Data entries
★ ★ ★
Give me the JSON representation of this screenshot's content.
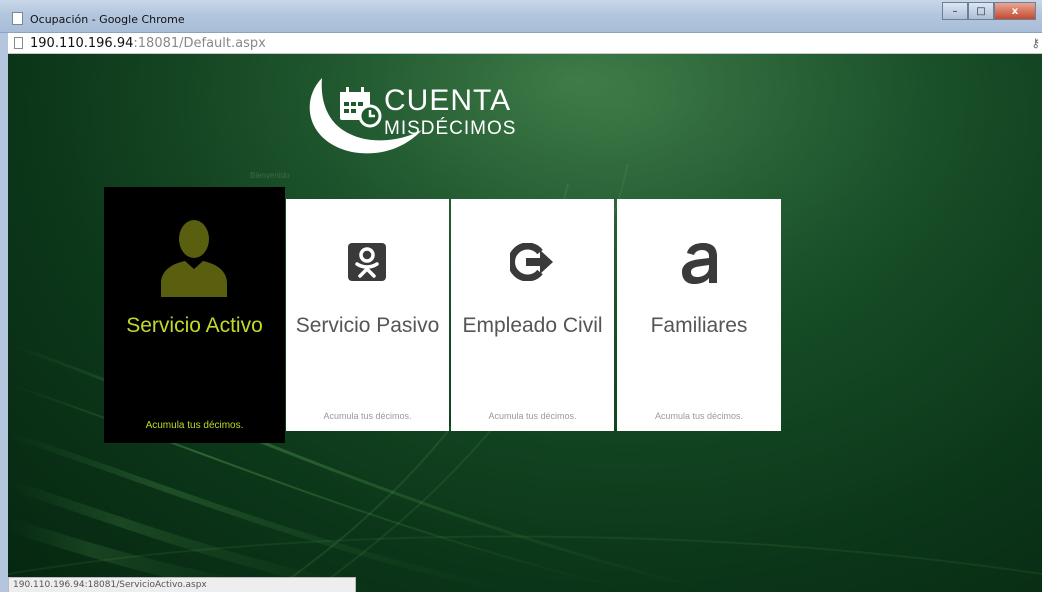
{
  "window": {
    "title": "Ocupación - Google Chrome",
    "minimize": "–",
    "maximize": "□",
    "close": "x"
  },
  "address": {
    "host": "190.110.196.94",
    "rest": ":18081/Default.aspx",
    "key_icon": "key-icon"
  },
  "logo": {
    "line1": "CUENTA",
    "line2": "MISDÉCIMOS",
    "icon": "calendar-clock-icon"
  },
  "watermark": "Bienvenido",
  "tiles": [
    {
      "title": "Servicio Activo",
      "subtitle": "Acumula tus décimos.",
      "icon": "user-silhouette-icon",
      "active": true
    },
    {
      "title": "Servicio Pasivo",
      "subtitle": "Acumula tus décimos.",
      "icon": "odnoklassniki-icon",
      "active": false
    },
    {
      "title": "Empleado Civil",
      "subtitle": "Acumula tus décimos.",
      "icon": "arrow-g-icon",
      "active": false
    },
    {
      "title": "Familiares",
      "subtitle": "Acumula tus décimos.",
      "icon": "letter-a-icon",
      "active": false
    }
  ],
  "status": {
    "url": "190.110.196.94:18081/ServicioActivo.aspx"
  },
  "colors": {
    "accent": "#c3d92a",
    "active_tile_bg": "#000000",
    "tile_bg": "#ffffff",
    "page_bg": "#0b3518"
  }
}
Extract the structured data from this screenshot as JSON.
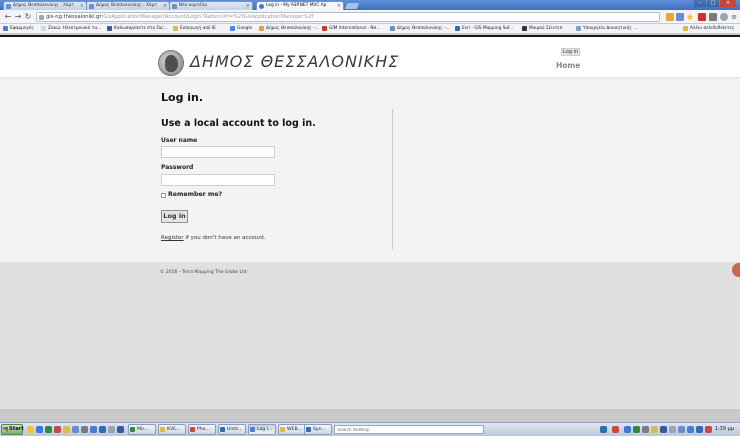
{
  "browser": {
    "tabs": [
      {
        "label": "Δήμος Θεσσαλονίκης - Χάρτ",
        "icon": "page-icon"
      },
      {
        "label": "Δήμος Θεσσαλονίκης - Χάρτ",
        "icon": "page-icon"
      },
      {
        "label": "Νέα καρτέλα",
        "icon": "page-icon"
      },
      {
        "label": "Log in - My ASP.NET MVC Ap",
        "icon": "ie-icon"
      }
    ],
    "active_tab": 3,
    "address": {
      "host": "gis-ng.thessaloniki.gr",
      "path": "/GisApplicationManager/Account/Login?ReturnUrl=%2fGisApplicationManager%2f"
    },
    "bookmarks": [
      {
        "label": "Εφαρμογές",
        "color": "#4b7cd3"
      },
      {
        "label": "Ζακώ: Ηλεκτρονικό τα...",
        "color": "#e8e8e8"
      },
      {
        "label": "Καλωσορίσατε στο Fac...",
        "color": "#3b5998"
      },
      {
        "label": "Εισαγωγή από IE",
        "color": "#e0b84c"
      },
      {
        "label": "Google",
        "color": "#4285f4"
      },
      {
        "label": "Δήμος Θεσσαλονίκης -...",
        "color": "#e89a3a"
      },
      {
        "label": "GIM International - Ne...",
        "color": "#c23b2b"
      },
      {
        "label": "Δήμος Θεσσαλονίκης -...",
        "color": "#6a8fc7"
      },
      {
        "label": "Esri - GIS Mapping Sof...",
        "color": "#2f6fb0"
      },
      {
        "label": "Μικρού Σέιντεσ",
        "color": "#333333"
      },
      {
        "label": "Υπουργείο Διοικητικής ...",
        "color": "#7aa0d6"
      },
      {
        "label": "Άλλοι σελιδοδείκτες",
        "color": "#e0b84c"
      }
    ]
  },
  "site": {
    "title": "ΔΗΜΟΣ ΘΕΣΣΑΛΟΝΙΚΗΣ",
    "login_link": "Log in",
    "home_link": "Home"
  },
  "form": {
    "heading": "Log in.",
    "subheading": "Use a local account to log in.",
    "username_label": "User name",
    "username_value": "",
    "password_label": "Password",
    "password_value": "",
    "remember_label": "Remember me?",
    "submit_label": "Log in",
    "register_link": "Register",
    "register_text": " if you don't have an account."
  },
  "footer": {
    "copyright": "© 2016 - Terra Mapping The Globe Ltd"
  },
  "taskbar": {
    "start_label": "Start",
    "buttons": [
      {
        "label": "Mic...",
        "color": "#2f8a3e"
      },
      {
        "label": "KVE...",
        "color": "#e0b84c"
      },
      {
        "label": "Pho...",
        "color": "#c84a3a"
      },
      {
        "label": "Untit...",
        "color": "#2f6fb0"
      },
      {
        "label": "Log i...",
        "color": "#4b7cd3"
      },
      {
        "label": "WEB...",
        "color": "#e0b84c"
      },
      {
        "label": "Syn...",
        "color": "#2f6fb0"
      }
    ],
    "active_button": 4,
    "search_placeholder": "Search Desktop",
    "clock": "1:39 μμ"
  }
}
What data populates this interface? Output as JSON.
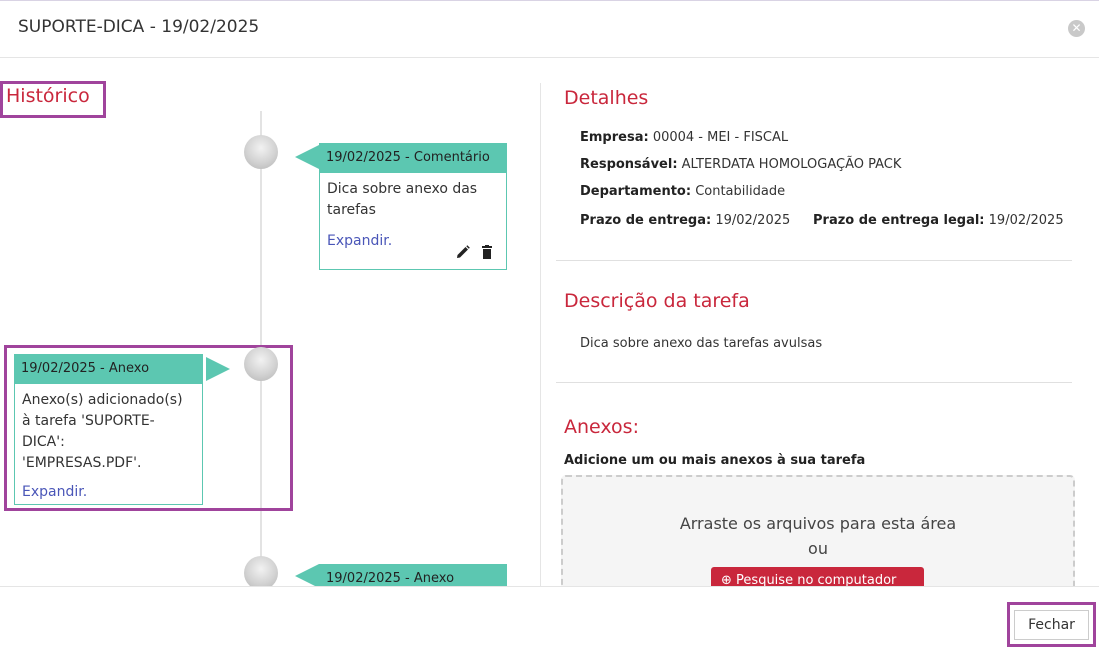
{
  "modal": {
    "title": "SUPORTE-DICA - 19/02/2025",
    "close_icon": "close-icon"
  },
  "historico": {
    "title": "Histórico",
    "entries": [
      {
        "header": "19/02/2025 - Comentário",
        "body": "Dica sobre anexo das tarefas",
        "expand_label": "Expandir.",
        "actions": [
          "pencil-icon",
          "trash-icon"
        ]
      },
      {
        "header": "19/02/2025 - Anexo",
        "body": "Anexo(s) adicionado(s) à tarefa 'SUPORTE-DICA': 'EMPRESAS.PDF'.",
        "expand_label": "Expandir."
      },
      {
        "header": "19/02/2025 - Anexo"
      }
    ]
  },
  "detalhes": {
    "title": "Detalhes",
    "empresa_label": "Empresa:",
    "empresa_value": "00004 - MEI - FISCAL",
    "responsavel_label": "Responsável:",
    "responsavel_value": "ALTERDATA HOMOLOGAÇÃO PACK",
    "departamento_label": "Departamento:",
    "departamento_value": "Contabilidade",
    "prazo_label": "Prazo de entrega:",
    "prazo_value": "19/02/2025",
    "prazo_legal_label": "Prazo de entrega legal:",
    "prazo_legal_value": "19/02/2025"
  },
  "descricao": {
    "title": "Descrição da tarefa",
    "text": "Dica sobre anexo das tarefas avulsas"
  },
  "anexos": {
    "title": "Anexos:",
    "subtitle": "Adicione um ou mais anexos à sua tarefa",
    "dropzone_text": "Arraste os arquivos para esta área",
    "dropzone_or": "ou",
    "search_button": "Pesquise no computador"
  },
  "footer": {
    "close_label": "Fechar"
  },
  "colors": {
    "accent_red": "#c9273c",
    "timeline_teal": "#5cc7b1",
    "link_blue": "#4a56b8",
    "highlight_purple": "#a0449c"
  }
}
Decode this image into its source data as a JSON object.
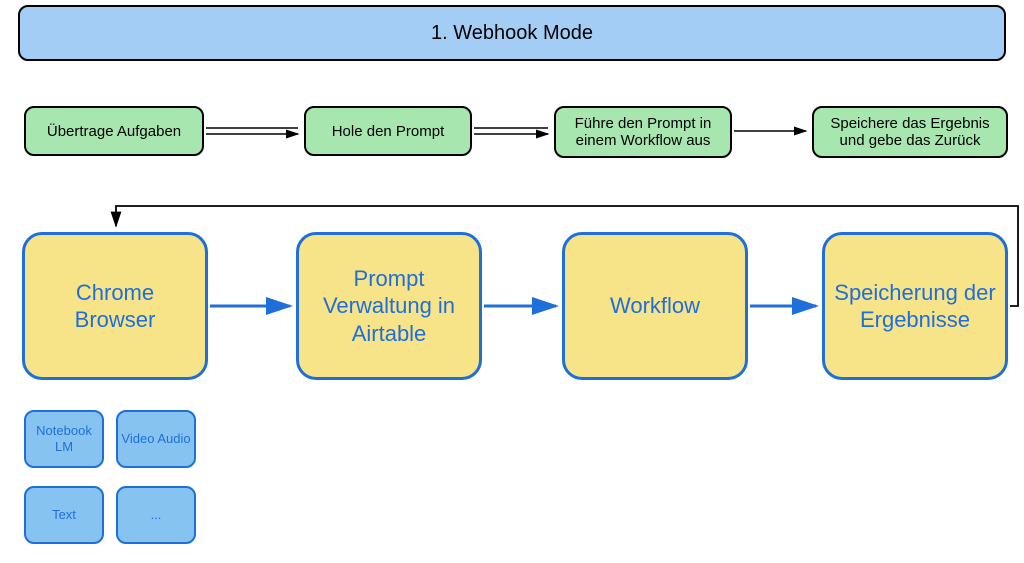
{
  "header": {
    "title": "1. Webhook Mode"
  },
  "green_row": {
    "items": [
      "Übertrage Aufgaben",
      "Hole den Prompt",
      "Führe den Prompt in einem Workflow aus",
      "Speichere das Ergebnis und gebe das Zurück"
    ]
  },
  "yellow_row": {
    "items": [
      "Chrome Browser",
      "Prompt Verwaltung in Airtable",
      "Workflow",
      "Speicherung der Ergebnisse"
    ]
  },
  "blue_small": {
    "items": [
      "Notebook LM",
      "Video Audio",
      "Text",
      "..."
    ]
  }
}
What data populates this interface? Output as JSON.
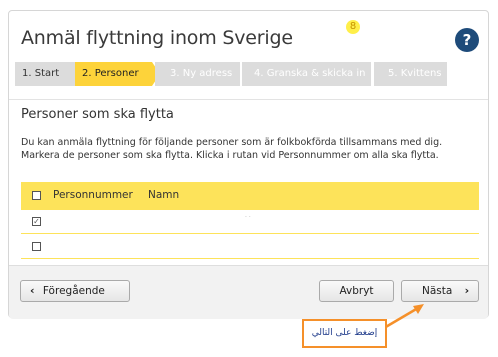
{
  "header": {
    "title": "Anmäl flyttning inom Sverige",
    "badge": "8",
    "help_label": "?"
  },
  "steps": [
    {
      "label": "1. Start",
      "state": "done"
    },
    {
      "label": "2. Personer",
      "state": "active"
    },
    {
      "label": "3. Ny adress",
      "state": "future"
    },
    {
      "label": "4. Granska & skicka in",
      "state": "future"
    },
    {
      "label": "5. Kvittens",
      "state": "future"
    }
  ],
  "section": {
    "title": "Personer som ska flytta",
    "description": "Du kan anmäla flyttning för följande personer som är folkbokförda tillsammans med dig. Markera de personer som ska flytta. Klicka i rutan vid Personnummer om alla ska flytta."
  },
  "table": {
    "columns": [
      "Personnummer",
      "Namn"
    ],
    "rows": [
      {
        "checked": true,
        "personnummer": "",
        "namn": ""
      },
      {
        "checked": false,
        "personnummer": "",
        "namn": ""
      }
    ]
  },
  "footer": {
    "prev_label": "Föregående",
    "cancel_label": "Avbryt",
    "next_label": "Nästa"
  },
  "annotation": {
    "text": "إضغط على التالي"
  },
  "colors": {
    "accent": "#fdd33a",
    "help": "#1e4b7a",
    "callout": "#f5902a"
  }
}
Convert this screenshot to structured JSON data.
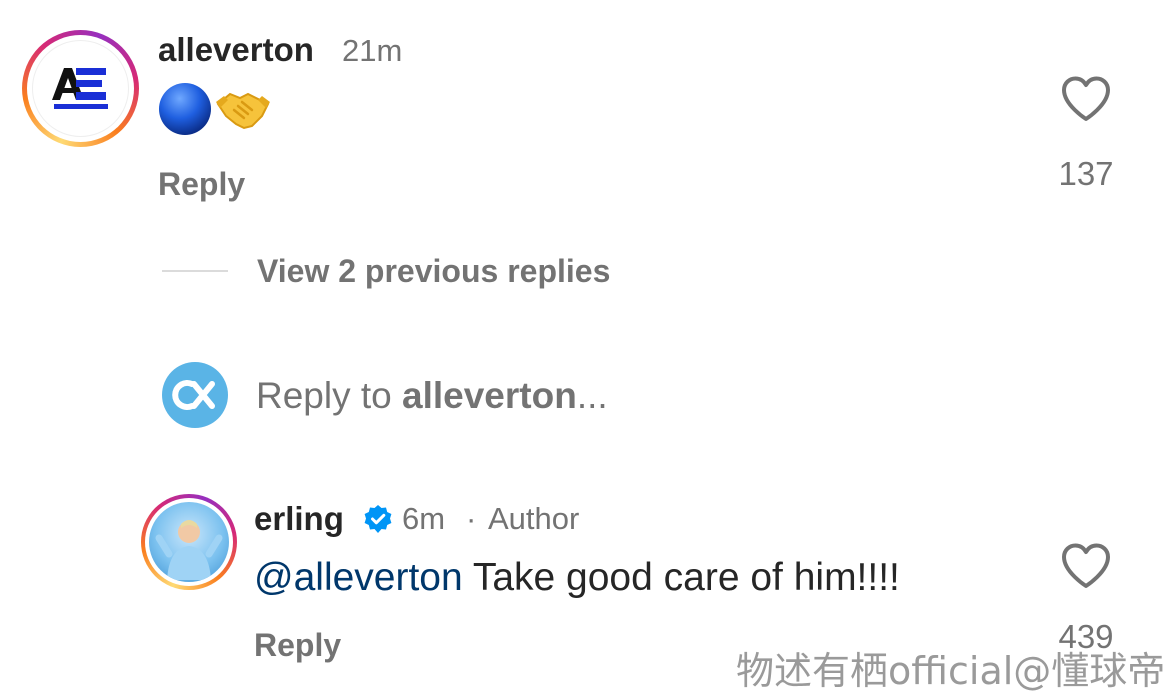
★ ★ ★
**Work to complete**
Search the material above for "tarefas". Pull out each line where it shows up.

**Written response**
        "body": "Dica sobre anexo das tarefas",
    "text": "Dica sobre anexo das tarefas avulsas"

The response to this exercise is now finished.